__EXERCISE AIM__
Go through the records underneath and count the lines that include the string "строгого". Give nothing but the number.

__MATERIAL PROVIDED__

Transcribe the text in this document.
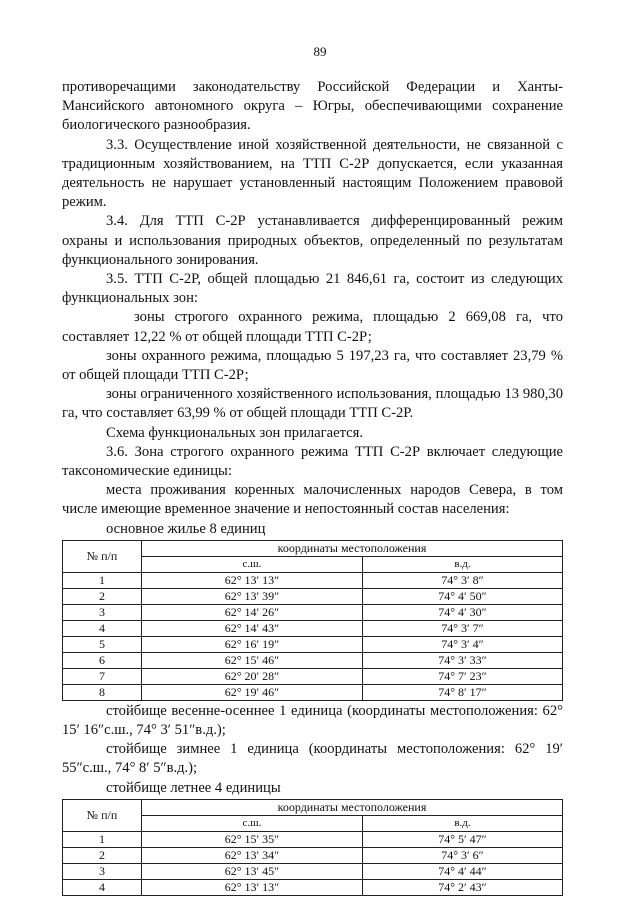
89

противоречащими законодательству Российской Федерации и Ханты-Мансийского автономного округа – Югры, обеспечивающими сохранение биологического разнообразия.

3.3. Осуществление иной хозяйственной деятельности, не связанной с традиционным хозяйствованием, на ТТП С-2Р допускается, если указанная деятельность не нарушает установленный настоящим Положением правовой режим.

3.4. Для ТТП С-2Р устанавливается дифференцированный режим охраны и использования природных объектов, определенный по результатам функционального зонирования.

3.5. ТТП С-2Р, общей площадью 21 846,61 га, состоит из следующих функциональных зон:

зоны строгого охранного режима, площадью 2 669,08 га, что составляет 12,22 % от общей площади ТТП С-2Р;

зоны охранного режима, площадью 5 197,23 га, что составляет 23,79 % от общей площади ТТП С-2Р;

зоны ограниченного хозяйственного использования, площадью 13 980,30 га, что составляет 63,99 % от общей площади ТТП С-2Р.

Схема функциональных зон прилагается.

3.6. Зона строгого охранного режима ТТП С-2Р включает следующие таксономические единицы:

места проживания коренных малочисленных народов Севера, в том числе имеющие временное значение и непостоянный состав населения:

основное жилье 8 единиц

№ п/п	координаты местоположения	
	с.ш.	в.д.
1	62° 13′ 13″	74° 3′ 8″
2	62° 13′ 39″	74° 4′ 50″
3	62° 14′ 26″	74° 4′ 30″
4	62° 14′ 43″	74° 3′ 7″
5	62° 16′ 19″	74° 3′ 4″
6	62° 15′ 46″	74° 3′ 33″
7	62° 20′ 28″	74° 7′ 23″
8	62° 19′ 46″	74° 8′ 17″

стойбище весенне-осеннее 1 единица (координаты местоположения: 62° 15′ 16″с.ш., 74° 3′ 51″в.д.);

стойбище зимнее 1 единица (координаты местоположения: 62° 19′ 55″с.ш., 74° 8′ 5″в.д.);

стойбище летнее 4 единицы

№ п/п	координаты местоположения	
	с.ш.	в.д.
1	62° 15′ 35″	74° 5′ 47″
2	62° 13′ 34″	74° 3′ 6″
3	62° 13′ 45″	74° 4′ 44″
4	62° 13′ 13″	74° 2′ 43″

__FINAL RESULT__
2